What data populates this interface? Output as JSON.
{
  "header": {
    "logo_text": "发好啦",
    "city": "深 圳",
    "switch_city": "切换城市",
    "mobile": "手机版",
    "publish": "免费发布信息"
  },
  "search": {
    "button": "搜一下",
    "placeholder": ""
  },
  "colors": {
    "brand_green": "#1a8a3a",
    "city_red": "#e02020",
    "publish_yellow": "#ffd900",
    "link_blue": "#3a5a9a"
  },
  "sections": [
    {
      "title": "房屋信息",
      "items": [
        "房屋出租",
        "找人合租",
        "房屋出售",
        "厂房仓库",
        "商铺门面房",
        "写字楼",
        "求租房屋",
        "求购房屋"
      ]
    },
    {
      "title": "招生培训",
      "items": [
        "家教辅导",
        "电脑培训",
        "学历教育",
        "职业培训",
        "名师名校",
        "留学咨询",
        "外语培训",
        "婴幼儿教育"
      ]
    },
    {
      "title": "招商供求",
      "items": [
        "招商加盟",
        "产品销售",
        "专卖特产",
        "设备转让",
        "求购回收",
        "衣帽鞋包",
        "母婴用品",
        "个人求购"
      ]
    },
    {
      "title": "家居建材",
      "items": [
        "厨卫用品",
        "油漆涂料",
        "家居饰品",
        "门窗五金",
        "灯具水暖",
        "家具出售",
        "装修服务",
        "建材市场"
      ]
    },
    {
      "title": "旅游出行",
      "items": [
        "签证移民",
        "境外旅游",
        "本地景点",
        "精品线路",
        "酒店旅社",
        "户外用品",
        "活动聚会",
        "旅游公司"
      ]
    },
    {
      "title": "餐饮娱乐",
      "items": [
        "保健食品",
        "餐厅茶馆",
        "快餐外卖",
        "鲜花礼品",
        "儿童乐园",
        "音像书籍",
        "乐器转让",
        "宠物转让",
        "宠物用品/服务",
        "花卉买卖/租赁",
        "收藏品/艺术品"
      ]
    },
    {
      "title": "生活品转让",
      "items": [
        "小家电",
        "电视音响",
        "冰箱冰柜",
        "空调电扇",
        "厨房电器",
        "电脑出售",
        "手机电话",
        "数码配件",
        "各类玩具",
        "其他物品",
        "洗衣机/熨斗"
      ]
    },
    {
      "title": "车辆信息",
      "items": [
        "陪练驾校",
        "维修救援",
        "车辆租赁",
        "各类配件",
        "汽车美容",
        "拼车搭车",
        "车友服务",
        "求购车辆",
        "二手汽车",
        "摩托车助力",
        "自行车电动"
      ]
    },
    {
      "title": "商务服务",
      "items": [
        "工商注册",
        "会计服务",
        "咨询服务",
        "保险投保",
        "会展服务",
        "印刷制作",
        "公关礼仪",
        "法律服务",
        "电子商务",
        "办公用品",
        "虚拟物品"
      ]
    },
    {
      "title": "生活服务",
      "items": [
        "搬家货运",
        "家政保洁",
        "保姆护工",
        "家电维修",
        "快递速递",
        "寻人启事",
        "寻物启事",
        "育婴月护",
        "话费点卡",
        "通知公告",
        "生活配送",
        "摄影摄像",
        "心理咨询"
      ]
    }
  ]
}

▶ Goal
Repeat each record exactly. Omit nothing.

▶ Correct result
What data populates this interface? Output as JSON.
{
  "header": {
    "logo_text": "发好啦",
    "city": "深 圳",
    "switch_city": "切换城市",
    "mobile": "手机版",
    "publish": "免费发布信息"
  },
  "search": {
    "button": "搜一下",
    "placeholder": ""
  },
  "colors": {
    "brand_green": "#1a8a3a",
    "city_red": "#e02020",
    "publish_yellow": "#ffd900",
    "link_blue": "#3a5a9a"
  },
  "sections": [
    {
      "title": "房屋信息",
      "items": [
        "房屋出租",
        "找人合租",
        "房屋出售",
        "厂房仓库",
        "商铺门面房",
        "写字楼",
        "求租房屋",
        "求购房屋"
      ]
    },
    {
      "title": "招生培训",
      "items": [
        "家教辅导",
        "电脑培训",
        "学历教育",
        "职业培训",
        "名师名校",
        "留学咨询",
        "外语培训",
        "婴幼儿教育"
      ]
    },
    {
      "title": "招商供求",
      "items": [
        "招商加盟",
        "产品销售",
        "专卖特产",
        "设备转让",
        "求购回收",
        "衣帽鞋包",
        "母婴用品",
        "个人求购"
      ]
    },
    {
      "title": "家居建材",
      "items": [
        "厨卫用品",
        "油漆涂料",
        "家居饰品",
        "门窗五金",
        "灯具水暖",
        "家具出售",
        "装修服务",
        "建材市场"
      ]
    },
    {
      "title": "旅游出行",
      "items": [
        "签证移民",
        "境外旅游",
        "本地景点",
        "精品线路",
        "酒店旅社",
        "户外用品",
        "活动聚会",
        "旅游公司"
      ]
    },
    {
      "title": "餐饮娱乐",
      "items": [
        "保健食品",
        "餐厅茶馆",
        "快餐外卖",
        "鲜花礼品",
        "儿童乐园",
        "音像书籍",
        "乐器转让",
        "宠物转让",
        "宠物用品/服务",
        "花卉买卖/租赁",
        "收藏品/艺术品"
      ]
    },
    {
      "title": "生活品转让",
      "items": [
        "小家电",
        "电视音响",
        "冰箱冰柜",
        "空调电扇",
        "厨房电器",
        "电脑出售",
        "手机电话",
        "数码配件",
        "各类玩具",
        "其他物品",
        "洗衣机/熨斗"
      ]
    },
    {
      "title": "车辆信息",
      "items": [
        "陪练驾校",
        "维修救援",
        "车辆租赁",
        "各类配件",
        "汽车美容",
        "拼车搭车",
        "车友服务",
        "求购车辆",
        "二手汽车",
        "摩托车助力",
        "自行车电动"
      ]
    },
    {
      "title": "商务服务",
      "items": [
        "工商注册",
        "会计服务",
        "咨询服务",
        "保险投保",
        "会展服务",
        "印刷制作",
        "公关礼仪",
        "法律服务",
        "电子商务",
        "办公用品",
        "虚拟物品"
      ]
    },
    {
      "title": "生活服务",
      "items": [
        "搬家货运",
        "家政保洁",
        "保姆护工",
        "家电维修",
        "快递速递",
        "寻人启事",
        "寻物启事",
        "育婴月护",
        "话费点卡",
        "通知公告",
        "生活配送",
        "摄影摄像",
        "心理咨询"
      ]
    }
  ]
}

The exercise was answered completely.